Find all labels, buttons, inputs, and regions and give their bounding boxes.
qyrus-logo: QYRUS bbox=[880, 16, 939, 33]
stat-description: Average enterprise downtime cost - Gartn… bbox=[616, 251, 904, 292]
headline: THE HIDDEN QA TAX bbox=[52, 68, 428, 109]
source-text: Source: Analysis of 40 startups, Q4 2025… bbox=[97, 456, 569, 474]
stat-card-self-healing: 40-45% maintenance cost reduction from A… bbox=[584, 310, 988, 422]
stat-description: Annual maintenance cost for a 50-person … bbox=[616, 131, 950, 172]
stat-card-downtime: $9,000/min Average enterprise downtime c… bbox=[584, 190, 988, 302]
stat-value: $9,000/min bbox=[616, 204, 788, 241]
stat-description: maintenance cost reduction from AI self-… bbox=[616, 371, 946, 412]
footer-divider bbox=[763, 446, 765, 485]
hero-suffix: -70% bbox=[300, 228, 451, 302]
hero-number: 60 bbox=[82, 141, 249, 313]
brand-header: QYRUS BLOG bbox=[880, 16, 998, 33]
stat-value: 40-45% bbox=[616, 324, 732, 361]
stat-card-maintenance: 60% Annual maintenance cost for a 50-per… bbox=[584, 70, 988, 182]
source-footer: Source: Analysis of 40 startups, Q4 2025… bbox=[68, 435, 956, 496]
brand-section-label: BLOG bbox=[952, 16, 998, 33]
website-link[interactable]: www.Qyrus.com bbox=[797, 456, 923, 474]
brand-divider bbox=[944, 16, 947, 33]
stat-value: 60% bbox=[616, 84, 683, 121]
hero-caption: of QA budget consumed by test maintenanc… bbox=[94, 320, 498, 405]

*SHORT TASK*
Copy out every line of the entry above verbatim, keeping the original order and wording.

*WRITTEN RESPONSE*
Find all labels, buttons, inputs, and regions and give their bounding boxes.
qyrus-logo: QYRUS bbox=[880, 16, 939, 33]
stat-description: Average enterprise downtime cost - Gartn… bbox=[616, 251, 904, 292]
headline: THE HIDDEN QA TAX bbox=[52, 68, 428, 109]
source-text: Source: Analysis of 40 startups, Q4 2025… bbox=[97, 456, 569, 474]
stat-card-self-healing: 40-45% maintenance cost reduction from A… bbox=[584, 310, 988, 422]
stat-description: Annual maintenance cost for a 50-person … bbox=[616, 131, 950, 172]
stat-card-downtime: $9,000/min Average enterprise downtime c… bbox=[584, 190, 988, 302]
stat-value: $9,000/min bbox=[616, 204, 788, 241]
stat-description: maintenance cost reduction from AI self-… bbox=[616, 371, 946, 412]
footer-divider bbox=[763, 446, 765, 485]
hero-suffix: -70% bbox=[300, 228, 451, 302]
hero-number: 60 bbox=[82, 141, 249, 313]
brand-header: QYRUS BLOG bbox=[880, 16, 998, 33]
stat-value: 40-45% bbox=[616, 324, 732, 361]
stat-card-maintenance: 60% Annual maintenance cost for a 50-per… bbox=[584, 70, 988, 182]
source-footer: Source: Analysis of 40 startups, Q4 2025… bbox=[68, 435, 956, 496]
brand-section-label: BLOG bbox=[952, 16, 998, 33]
website-link[interactable]: www.Qyrus.com bbox=[797, 456, 923, 474]
brand-divider bbox=[944, 16, 947, 33]
stat-value: 60% bbox=[616, 84, 683, 121]
hero-caption: of QA budget consumed by test maintenanc… bbox=[94, 320, 498, 405]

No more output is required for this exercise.